_Set task_. Retype the records that come next, word for word.

Collection entries:
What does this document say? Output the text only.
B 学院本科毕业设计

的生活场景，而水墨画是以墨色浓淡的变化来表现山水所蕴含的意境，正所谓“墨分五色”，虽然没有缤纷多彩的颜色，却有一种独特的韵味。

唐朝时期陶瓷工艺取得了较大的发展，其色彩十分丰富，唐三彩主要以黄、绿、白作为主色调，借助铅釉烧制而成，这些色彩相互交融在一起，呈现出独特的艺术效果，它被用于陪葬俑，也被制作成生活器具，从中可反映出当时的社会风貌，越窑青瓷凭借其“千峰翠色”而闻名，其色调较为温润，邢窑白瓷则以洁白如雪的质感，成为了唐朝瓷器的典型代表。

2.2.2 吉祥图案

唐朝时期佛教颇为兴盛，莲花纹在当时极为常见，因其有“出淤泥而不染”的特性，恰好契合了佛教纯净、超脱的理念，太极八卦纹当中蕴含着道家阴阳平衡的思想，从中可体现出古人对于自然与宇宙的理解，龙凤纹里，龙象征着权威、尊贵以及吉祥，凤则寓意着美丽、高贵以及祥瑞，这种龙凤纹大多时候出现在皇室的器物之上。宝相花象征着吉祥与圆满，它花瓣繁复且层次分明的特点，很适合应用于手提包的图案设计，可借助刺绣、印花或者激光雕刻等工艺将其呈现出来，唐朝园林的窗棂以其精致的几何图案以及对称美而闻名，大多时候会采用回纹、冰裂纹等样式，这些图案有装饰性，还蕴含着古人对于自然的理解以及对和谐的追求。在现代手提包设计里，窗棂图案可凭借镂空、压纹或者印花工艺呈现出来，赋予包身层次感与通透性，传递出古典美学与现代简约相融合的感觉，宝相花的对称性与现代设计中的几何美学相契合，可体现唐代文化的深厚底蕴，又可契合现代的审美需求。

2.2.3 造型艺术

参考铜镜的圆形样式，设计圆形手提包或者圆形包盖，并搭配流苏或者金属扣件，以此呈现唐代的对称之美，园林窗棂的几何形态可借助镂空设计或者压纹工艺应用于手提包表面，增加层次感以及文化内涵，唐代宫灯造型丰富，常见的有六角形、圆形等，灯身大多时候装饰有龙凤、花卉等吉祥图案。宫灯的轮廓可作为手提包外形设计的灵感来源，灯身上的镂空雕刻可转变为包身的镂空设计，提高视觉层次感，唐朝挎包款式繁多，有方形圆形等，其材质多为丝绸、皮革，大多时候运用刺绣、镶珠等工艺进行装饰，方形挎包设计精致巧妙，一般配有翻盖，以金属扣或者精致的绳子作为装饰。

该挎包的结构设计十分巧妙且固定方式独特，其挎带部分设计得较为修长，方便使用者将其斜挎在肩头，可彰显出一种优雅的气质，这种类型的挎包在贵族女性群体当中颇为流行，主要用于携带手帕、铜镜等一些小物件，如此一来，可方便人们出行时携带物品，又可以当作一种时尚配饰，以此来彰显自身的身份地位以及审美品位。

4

_Completed exercise_.
What does this document say? Output the text only.
B 学院本科毕业设计

的生活场景，而水墨画是以墨色浓淡的变化来表现山水所蕴含的意境，正所谓“墨分五色”，虽然没有缤纷多彩的颜色，却有一种独特的韵味。

唐朝时期陶瓷工艺取得了较大的发展，其色彩十分丰富，唐三彩主要以黄、绿、白作为主色调，借助铅釉烧制而成，这些色彩相互交融在一起，呈现出独特的艺术效果，它被用于陪葬俑，也被制作成生活器具，从中可反映出当时的社会风貌，越窑青瓷凭借其“千峰翠色”而闻名，其色调较为温润，邢窑白瓷则以洁白如雪的质感，成为了唐朝瓷器的典型代表。

2.2.2 吉祥图案

唐朝时期佛教颇为兴盛，莲花纹在当时极为常见，因其有“出淤泥而不染”的特性，恰好契合了佛教纯净、超脱的理念，太极八卦纹当中蕴含着道家阴阳平衡的思想，从中可体现出古人对于自然与宇宙的理解，龙凤纹里，龙象征着权威、尊贵以及吉祥，凤则寓意着美丽、高贵以及祥瑞，这种龙凤纹大多时候出现在皇室的器物之上。宝相花象征着吉祥与圆满，它花瓣繁复且层次分明的特点，很适合应用于手提包的图案设计，可借助刺绣、印花或者激光雕刻等工艺将其呈现出来，唐朝园林的窗棂以其精致的几何图案以及对称美而闻名，大多时候会采用回纹、冰裂纹等样式，这些图案有装饰性，还蕴含着古人对于自然的理解以及对和谐的追求。在现代手提包设计里，窗棂图案可凭借镂空、压纹或者印花工艺呈现出来，赋予包身层次感与通透性，传递出古典美学与现代简约相融合的感觉，宝相花的对称性与现代设计中的几何美学相契合，可体现唐代文化的深厚底蕴，又可契合现代的审美需求。

2.2.3 造型艺术

参考铜镜的圆形样式，设计圆形手提包或者圆形包盖，并搭配流苏或者金属扣件，以此呈现唐代的对称之美，园林窗棂的几何形态可借助镂空设计或者压纹工艺应用于手提包表面，增加层次感以及文化内涵，唐代宫灯造型丰富，常见的有六角形、圆形等，灯身大多时候装饰有龙凤、花卉等吉祥图案。宫灯的轮廓可作为手提包外形设计的灵感来源，灯身上的镂空雕刻可转变为包身的镂空设计，提高视觉层次感，唐朝挎包款式繁多，有方形圆形等，其材质多为丝绸、皮革，大多时候运用刺绣、镶珠等工艺进行装饰，方形挎包设计精致巧妙，一般配有翻盖，以金属扣或者精致的绳子作为装饰。

该挎包的结构设计十分巧妙且固定方式独特，其挎带部分设计得较为修长，方便使用者将其斜挎在肩头，可彰显出一种优雅的气质，这种类型的挎包在贵族女性群体当中颇为流行，主要用于携带手帕、铜镜等一些小物件，如此一来，可方便人们出行时携带物品，又可以当作一种时尚配饰，以此来彰显自身的身份地位以及审美品位。

4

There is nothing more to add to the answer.